**Exercise materials:**
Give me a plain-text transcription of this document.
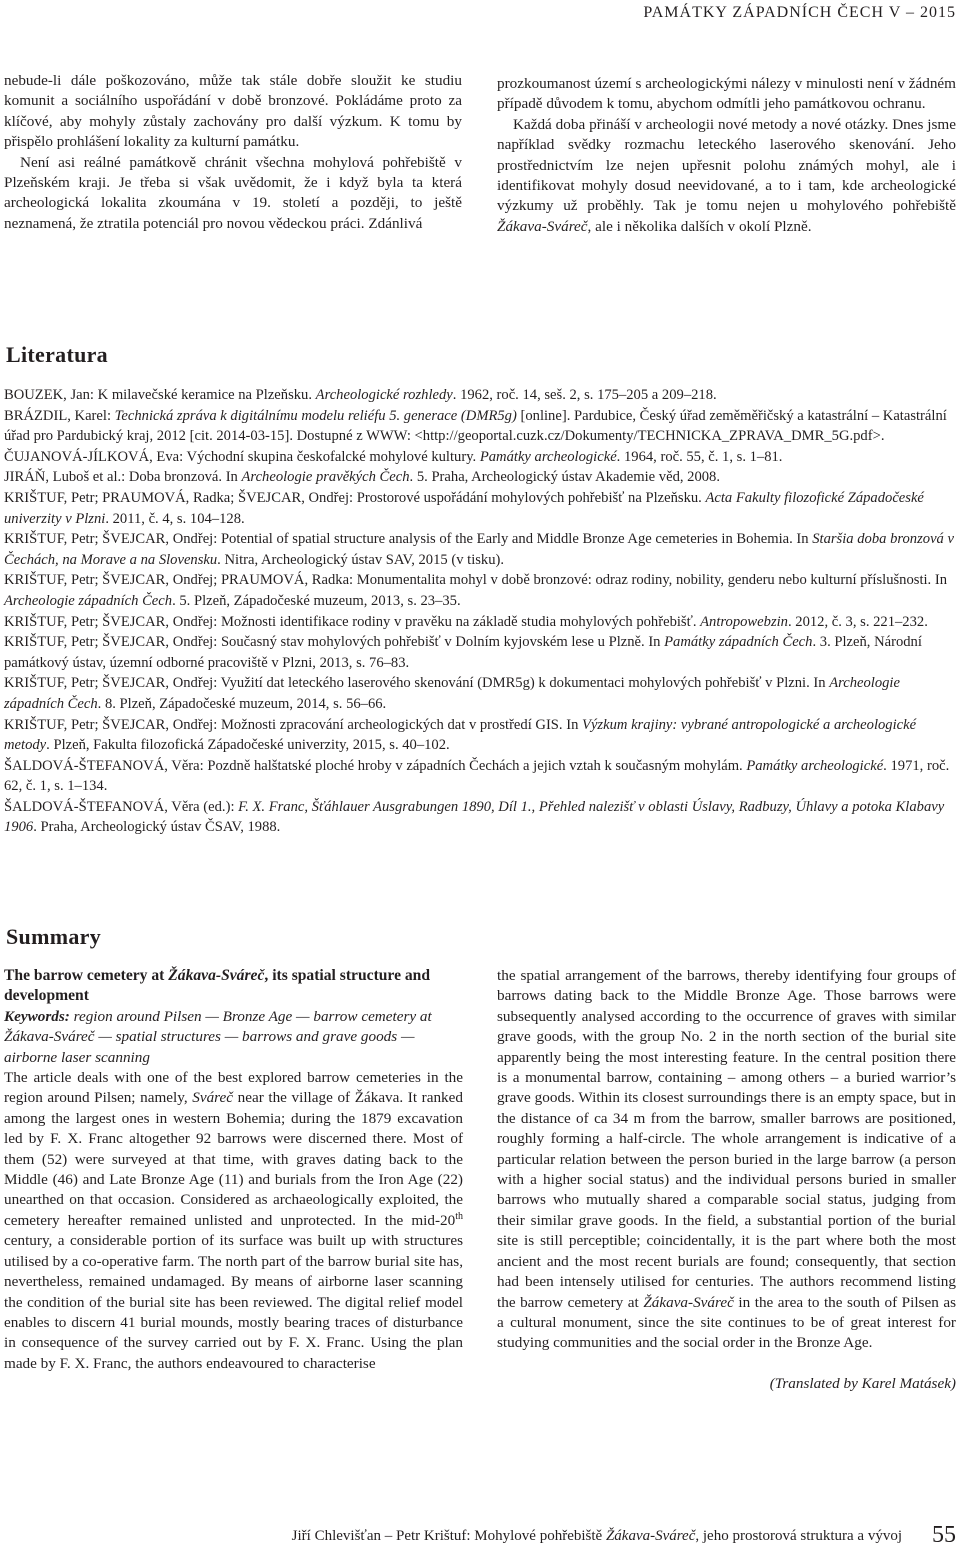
PAMÁTKY ZÁPADNÍCH ČECH V – 2015

nebude-li dále poškozováno, může tak stále dobře sloužit ke studiu komunit a sociálního uspořádání v době bronzové. Pokládáme proto za klíčové, aby mohyly zůstaly zachovány pro další výzkum. K tomu by přispělo prohlášení lokality za kulturní památku.

Není asi reálné památkově chránit všechna mohylová pohřebiště v Plzeňském kraji. Je třeba si však uvědomit, že i když byla ta která archeologická lokalita zkoumána v 19. století a později, to ještě neznamená, že ztratila potenciál pro novou vědeckou práci. Zdánlivá

prozkoumanost území s archeologickými nálezy v minulosti není v žádném případě důvodem k tomu, abychom odmítli jeho památkovou ochranu.

Každá doba přináší v archeologii nové metody a nové otázky. Dnes jsme například svědky rozmachu leteckého laserového skenování. Jeho prostřednictvím lze nejen upřesnit polohu známých mohyl, ale i identifikovat mohyly dosud neevidované, a to i tam, kde archeologické výzkumy už proběhly. Tak je tomu nejen u mohylového pohřebiště Žákava-Sváreč, ale i několika dalších v okolí Plzně.

Literatura

BOUZEK, Jan: K milavečské keramice na Plzeňsku. Archeologické rozhledy. 1962, roč. 14, seš. 2, s. 175–205 a 209–218.

BRÁZDIL, Karel: Technická zpráva k digitálnímu modelu reliéfu 5. generace (DMR5g) [online]. Pardubice, Český úřad zeměměřičský a katastrální – Katastrální úřad pro Pardubický kraj, 2012 [cit. 2014-03-15]. Dostupné z WWW: <http://geoportal.cuzk.cz/Dokumenty/TECHNICKA_ZPRAVA_DMR_5G.pdf>.

ČUJANOVÁ-JÍLKOVÁ, Eva: Východní skupina českofalcké mohylové kultury. Památky archeologické. 1964, roč. 55, č. 1, s. 1–81.

JIRÁŇ, Luboš et al.: Doba bronzová. In Archeologie pravěkých Čech. 5. Praha, Archeologický ústav Akademie věd, 2008.

KRIŠTUF, Petr; PRAUMOVÁ, Radka; ŠVEJCAR, Ondřej: Prostorové uspořádání mohylových pohřebišť na Plzeňsku. Acta Fakulty filozofické Západočeské univerzity v Plzni. 2011, č. 4, s. 104–128.

KRIŠTUF, Petr; ŠVEJCAR, Ondřej: Potential of spatial structure analysis of the Early and Middle Bronze Age cemeteries in Bohemia. In Staršia doba bronzová v Čechách, na Morave a na Slovensku. Nitra, Archeologický ústav SAV, 2015 (v tisku).

KRIŠTUF, Petr; ŠVEJCAR, Ondřej; PRAUMOVÁ, Radka: Monumentalita mohyl v době bronzové: odraz rodiny, nobility, genderu nebo kulturní příslušnosti. In Archeologie západních Čech. 5. Plzeň, Západočeské muzeum, 2013, s. 23–35.

KRIŠTUF, Petr; ŠVEJCAR, Ondřej: Možnosti identifikace rodiny v pravěku na základě studia mohylových pohřebišť. Antropowebzin. 2012, č. 3, s. 221–232.

KRIŠTUF, Petr; ŠVEJCAR, Ondřej: Současný stav mohylových pohřebišť v Dolním kyjovském lese u Plzně. In Památky západních Čech. 3. Plzeň, Národní památkový ústav, územní odborné pracoviště v Plzni, 2013, s. 76–83.

KRIŠTUF, Petr; ŠVEJCAR, Ondřej: Využití dat leteckého laserového skenování (DMR5g) k dokumentaci mohylových pohřebišť v Plzni. In Archeologie západních Čech. 8. Plzeň, Západočeské muzeum, 2014, s. 56–66.

KRIŠTUF, Petr; ŠVEJCAR, Ondřej: Možnosti zpracování archeologických dat v prostředí GIS. In Výzkum krajiny: vybrané antropologické a archeologické metody. Plzeň, Fakulta filozofická Západočeské univerzity, 2015, s. 40–102.

ŠALDOVÁ-ŠTEFANOVÁ, Věra: Pozdně halštatské ploché hroby v západních Čechách a jejich vztah k současným mohylám. Památky archeologické. 1971, roč. 62, č. 1, s. 1–134.

ŠALDOVÁ-ŠTEFANOVÁ, Věra (ed.): F. X. Franc, Šťáhlauer Ausgrabungen 1890, Díl 1., Přehled nalezišť v oblasti Úslavy, Radbuzy, Úhlavy a potoka Klabavy 1906. Praha, Archeologický ústav ČSAV, 1988.

Summary

The barrow cemetery at Žákava-Sváreč, its spatial structure and development

Keywords: region around Pilsen — Bronze Age — barrow cemetery at Žákava-Sváreč — spatial structures — barrows and grave goods — airborne laser scanning

The article deals with one of the best explored barrow cemeteries in the region around Pilsen; namely, Sváreč near the village of Žákava. It ranked among the largest ones in western Bohemia; during the 1879 excavation led by F. X. Franc altogether 92 barrows were discerned there. Most of them (52) were surveyed at that time, with graves dating back to the Middle (46) and Late Bronze Age (11) and burials from the Iron Age (22) unearthed on that occasion. Considered as archaeologically exploited, the cemetery hereafter remained unlisted and unprotected. In the mid-20th century, a considerable portion of its surface was built up with structures utilised by a co-operative farm. The north part of the barrow burial site has, nevertheless, remained undamaged. By means of airborne laser scanning the condition of the burial site has been reviewed. The digital relief model enables to discern 41 burial mounds, mostly bearing traces of disturbance in consequence of the survey carried out by F. X. Franc. Using the plan made by F. X. Franc, the authors endeavoured to characterise

the spatial arrangement of the barrows, thereby identifying four groups of barrows dating back to the Middle Bronze Age. Those barrows were subsequently analysed according to the occurrence of graves with similar grave goods, with the group No. 2 in the north section of the burial site apparently being the most interesting feature. In the central position there is a monumental barrow, containing – among others – a buried warrior’s grave goods. Within its closest surroundings there is an empty space, but in the distance of ca 34 m from the barrow, smaller barrows are positioned, roughly forming a half-circle. The whole arrangement is indicative of a particular relation between the person buried in the large barrow (a person with a higher social status) and the individual persons buried in smaller barrows who mutually shared a comparable social status, judging from their similar grave goods. In the field, a substantial portion of the burial site is still perceptible; coincidentally, it is the part where both the most ancient and the most recent burials are found; consequently, that section had been intensely utilised for centuries. The authors recommend listing the barrow cemetery at Žákava-Sváreč in the area to the south of Pilsen as a cultural monument, since the site continues to be of great interest for studying communities and the social order in the Bronze Age.

(Translated by Karel Matásek)

Jiří Chlevišťan – Petr Krištuf: Mohylové pohřebiště Žákava-Sváreč, jeho prostorová struktura a vývoj 55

**What to work on:**
Repeat the data exactly, excluding the pictures.

**The reply:**
Give me a plain-text transcription of this document.
PAMÁTKY ZÁPADNÍCH ČECH V – 2015

nebude-li dále poškozováno, může tak stále dobře sloužit ke studiu komunit a sociálního uspořádání v době bronzové. Pokládáme proto za klíčové, aby mohyly zůstaly zachovány pro další výzkum. K tomu by přispělo prohlášení lokality za kulturní památku.

Není asi reálné památkově chránit všechna mohylová pohřebiště v Plzeňském kraji. Je třeba si však uvědomit, že i když byla ta která archeologická lokalita zkoumána v 19. století a později, to ještě neznamená, že ztratila potenciál pro novou vědeckou práci. Zdánlivá

prozkoumanost území s archeologickými nálezy v minulosti není v žádném případě důvodem k tomu, abychom odmítli jeho památkovou ochranu.

Každá doba přináší v archeologii nové metody a nové otázky. Dnes jsme například svědky rozmachu leteckého laserového skenování. Jeho prostřednictvím lze nejen upřesnit polohu známých mohyl, ale i identifikovat mohyly dosud neevidované, a to i tam, kde archeologické výzkumy už proběhly. Tak je tomu nejen u mohylového pohřebiště Žákava-Sváreč, ale i několika dalších v okolí Plzně.

Literatura

BOUZEK, Jan: K milavečské keramice na Plzeňsku. Archeologické rozhledy. 1962, roč. 14, seš. 2, s. 175–205 a 209–218.

BRÁZDIL, Karel: Technická zpráva k digitálnímu modelu reliéfu 5. generace (DMR5g) [online]. Pardubice, Český úřad zeměměřičský a katastrální – Katastrální úřad pro Pardubický kraj, 2012 [cit. 2014-03-15]. Dostupné z WWW: <http://geoportal.cuzk.cz/Dokumenty/TECHNICKA_ZPRAVA_DMR_5G.pdf>.

ČUJANOVÁ-JÍLKOVÁ, Eva: Východní skupina českofalcké mohylové kultury. Památky archeologické. 1964, roč. 55, č. 1, s. 1–81.

JIRÁŇ, Luboš et al.: Doba bronzová. In Archeologie pravěkých Čech. 5. Praha, Archeologický ústav Akademie věd, 2008.

KRIŠTUF, Petr; PRAUMOVÁ, Radka; ŠVEJCAR, Ondřej: Prostorové uspořádání mohylových pohřebišť na Plzeňsku. Acta Fakulty filozofické Západočeské univerzity v Plzni. 2011, č. 4, s. 104–128.

KRIŠTUF, Petr; ŠVEJCAR, Ondřej: Potential of spatial structure analysis of the Early and Middle Bronze Age cemeteries in Bohemia. In Staršia doba bronzová v Čechách, na Morave a na Slovensku. Nitra, Archeologický ústav SAV, 2015 (v tisku).

KRIŠTUF, Petr; ŠVEJCAR, Ondřej; PRAUMOVÁ, Radka: Monumentalita mohyl v době bronzové: odraz rodiny, nobility, genderu nebo kulturní příslušnosti. In Archeologie západních Čech. 5. Plzeň, Západočeské muzeum, 2013, s. 23–35.

KRIŠTUF, Petr; ŠVEJCAR, Ondřej: Možnosti identifikace rodiny v pravěku na základě studia mohylových pohřebišť. Antropowebzin. 2012, č. 3, s. 221–232.

KRIŠTUF, Petr; ŠVEJCAR, Ondřej: Současný stav mohylových pohřebišť v Dolním kyjovském lese u Plzně. In Památky západních Čech. 3. Plzeň, Národní památkový ústav, územní odborné pracoviště v Plzni, 2013, s. 76–83.

KRIŠTUF, Petr; ŠVEJCAR, Ondřej: Využití dat leteckého laserového skenování (DMR5g) k dokumentaci mohylových pohřebišť v Plzni. In Archeologie západních Čech. 8. Plzeň, Západočeské muzeum, 2014, s. 56–66.

KRIŠTUF, Petr; ŠVEJCAR, Ondřej: Možnosti zpracování archeologických dat v prostředí GIS. In Výzkum krajiny: vybrané antropologické a archeologické metody. Plzeň, Fakulta filozofická Západočeské univerzity, 2015, s. 40–102.

ŠALDOVÁ-ŠTEFANOVÁ, Věra: Pozdně halštatské ploché hroby v západních Čechách a jejich vztah k současným mohylám. Památky archeologické. 1971, roč. 62, č. 1, s. 1–134.

ŠALDOVÁ-ŠTEFANOVÁ, Věra (ed.): F. X. Franc, Šťáhlauer Ausgrabungen 1890, Díl 1., Přehled nalezišť v oblasti Úslavy, Radbuzy, Úhlavy a potoka Klabavy 1906. Praha, Archeologický ústav ČSAV, 1988.

Summary

The barrow cemetery at Žákava-Sváreč, its spatial structure and development

Keywords: region around Pilsen — Bronze Age — barrow cemetery at Žákava-Sváreč — spatial structures — barrows and grave goods — airborne laser scanning

The article deals with one of the best explored barrow cemeteries in the region around Pilsen; namely, Sváreč near the village of Žákava. It ranked among the largest ones in western Bohemia; during the 1879 excavation led by F. X. Franc altogether 92 barrows were discerned there. Most of them (52) were surveyed at that time, with graves dating back to the Middle (46) and Late Bronze Age (11) and burials from the Iron Age (22) unearthed on that occasion. Considered as archaeologically exploited, the cemetery hereafter remained unlisted and unprotected. In the mid-20th century, a considerable portion of its surface was built up with structures utilised by a co-operative farm. The north part of the barrow burial site has, nevertheless, remained undamaged. By means of airborne laser scanning the condition of the burial site has been reviewed. The digital relief model enables to discern 41 burial mounds, mostly bearing traces of disturbance in consequence of the survey carried out by F. X. Franc. Using the plan made by F. X. Franc, the authors endeavoured to characterise

the spatial arrangement of the barrows, thereby identifying four groups of barrows dating back to the Middle Bronze Age. Those barrows were subsequently analysed according to the occurrence of graves with similar grave goods, with the group No. 2 in the north section of the burial site apparently being the most interesting feature. In the central position there is a monumental barrow, containing – among others – a buried warrior’s grave goods. Within its closest surroundings there is an empty space, but in the distance of ca 34 m from the barrow, smaller barrows are positioned, roughly forming a half-circle. The whole arrangement is indicative of a particular relation between the person buried in the large barrow (a person with a higher social status) and the individual persons buried in smaller barrows who mutually shared a comparable social status, judging from their similar grave goods. In the field, a substantial portion of the burial site is still perceptible; coincidentally, it is the part where both the most ancient and the most recent burials are found; consequently, that section had been intensely utilised for centuries. The authors recommend listing the barrow cemetery at Žákava-Sváreč in the area to the south of Pilsen as a cultural monument, since the site continues to be of great interest for studying communities and the social order in the Bronze Age.

(Translated by Karel Matásek)

Jiří Chlevišťan – Petr Krištuf: Mohylové pohřebiště Žákava-Sváreč, jeho prostorová struktura a vývoj 55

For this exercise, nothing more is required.